WHAT THE TASK ASKS >> Select lines where the word "circle" appears.

STORED DATA >>
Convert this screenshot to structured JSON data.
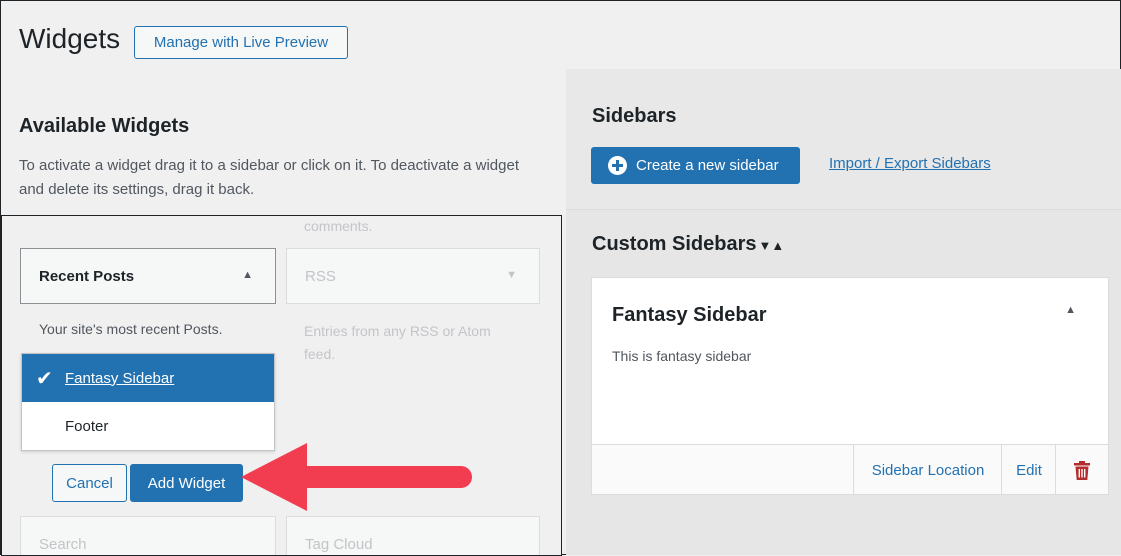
{
  "header": {
    "title": "Widgets",
    "live_preview_label": "Manage with Live Preview"
  },
  "available": {
    "title": "Available Widgets",
    "description": "To activate a widget drag it to a sidebar or click on it. To deactivate a widget and delete its settings, drag it back.",
    "faded_top_text": "comments.",
    "recent_posts": {
      "label": "Recent Posts",
      "description": "Your site's most recent Posts."
    },
    "rss": {
      "label": "RSS",
      "description": "Entries from any RSS or Atom feed."
    },
    "dropdown": {
      "options": [
        "Fantasy Sidebar",
        "Footer"
      ],
      "selected": "Fantasy Sidebar"
    },
    "cancel_label": "Cancel",
    "add_label": "Add Widget",
    "search_label": "Search",
    "tag_cloud_label": "Tag Cloud"
  },
  "sidebars": {
    "title": "Sidebars",
    "create_label": "Create a new sidebar",
    "import_label": "Import / Export Sidebars",
    "custom_title": "Custom Sidebars",
    "sort_glyph": "▼▲",
    "card": {
      "title": "Fantasy Sidebar",
      "description": "This is fantasy sidebar",
      "location_label": "Sidebar Location",
      "edit_label": "Edit"
    }
  },
  "colors": {
    "accent": "#2271b1",
    "delete": "#b32d2e",
    "annotation_arrow": "#f23c4f"
  },
  "icons": {
    "check": "check-icon",
    "plus": "plus-circle-icon",
    "trash": "trash-icon",
    "toggle": "triangle-up-icon"
  }
}
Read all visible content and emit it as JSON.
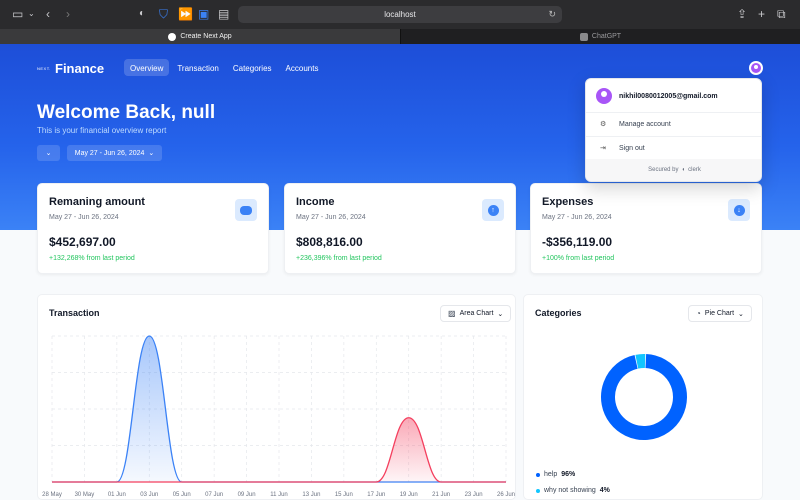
{
  "browser": {
    "url": "localhost",
    "tabs": [
      {
        "label": "Create Next App",
        "active": true
      },
      {
        "label": "ChatGPT",
        "active": false
      }
    ]
  },
  "header": {
    "logo_text": "NEXT.",
    "brand": "Finance",
    "nav": [
      {
        "label": "Overview",
        "active": true
      },
      {
        "label": "Transaction",
        "active": false
      },
      {
        "label": "Categories",
        "active": false
      },
      {
        "label": "Accounts",
        "active": false
      }
    ]
  },
  "hero": {
    "welcome": "Welcome Back, null",
    "subtitle": "This is your financial overview report",
    "date_range": "May 27 - Jun 26, 2024"
  },
  "cards": [
    {
      "title": "Remaning amount",
      "range": "May 27 - Jun 26, 2024",
      "amount": "$452,697.00",
      "change": "+132,268% from last period",
      "icon": "piggy-bank-icon"
    },
    {
      "title": "Income",
      "range": "May 27 - Jun 26, 2024",
      "amount": "$808,816.00",
      "change": "+236,396% from last period",
      "icon": "arrow-up-circle-icon"
    },
    {
      "title": "Expenses",
      "range": "May 27 - Jun 26, 2024",
      "amount": "-$356,119.00",
      "change": "+100% from last period",
      "icon": "arrow-down-circle-icon"
    }
  ],
  "transaction": {
    "title": "Transaction",
    "chart_select": "Area Chart"
  },
  "categories": {
    "title": "Categories",
    "chart_select": "Pie Chart"
  },
  "dropdown": {
    "email": "nikhil0080012005@gmail.com",
    "manage": "Manage account",
    "signout": "Sign out",
    "footer_prefix": "Secured by",
    "footer_brand": "clerk"
  },
  "colors": {
    "accent": "#2563eb",
    "income": "#3b82f6",
    "expense": "#f43f5e",
    "positive": "#22c55e"
  },
  "chart_data": [
    {
      "type": "area",
      "title": "Transaction",
      "x": [
        "28 May",
        "30 May",
        "01 Jun",
        "03 Jun",
        "05 Jun",
        "07 Jun",
        "09 Jun",
        "11 Jun",
        "13 Jun",
        "15 Jun",
        "17 Jun",
        "19 Jun",
        "21 Jun",
        "23 Jun",
        "26 Jun"
      ],
      "series": [
        {
          "name": "income",
          "values": [
            0,
            0,
            0,
            808816,
            0,
            0,
            0,
            0,
            0,
            0,
            0,
            0,
            0,
            0,
            0
          ]
        },
        {
          "name": "expenses",
          "values": [
            0,
            0,
            0,
            0,
            0,
            0,
            0,
            0,
            0,
            0,
            0,
            356119,
            0,
            0,
            0
          ]
        }
      ]
    },
    {
      "type": "pie",
      "title": "Categories",
      "slices": [
        {
          "label": "help",
          "value": 96,
          "display": "96%",
          "color": "#0062ff"
        },
        {
          "label": "why not showing",
          "value": 4,
          "display": "4%",
          "color": "#12c6ff"
        }
      ]
    }
  ]
}
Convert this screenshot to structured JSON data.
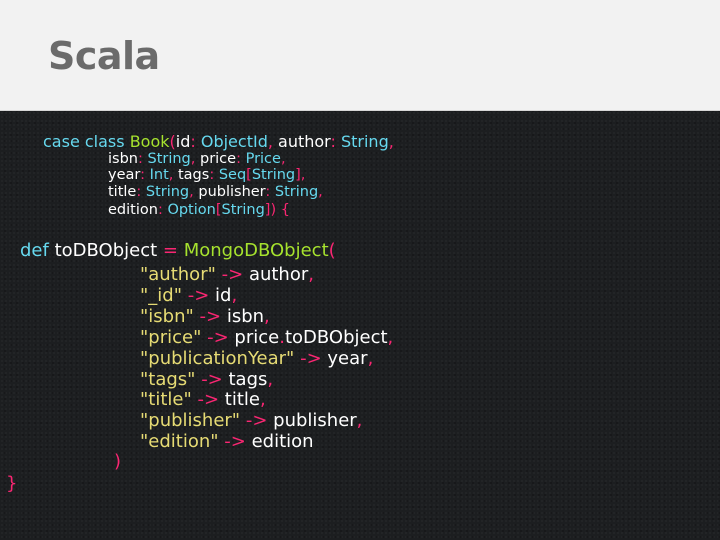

RESULT >>
    "plus": "plus-circle-icon",
      "icon": "arrow-up-circle-icon"
      "icon": "arrow-down-circle-icon"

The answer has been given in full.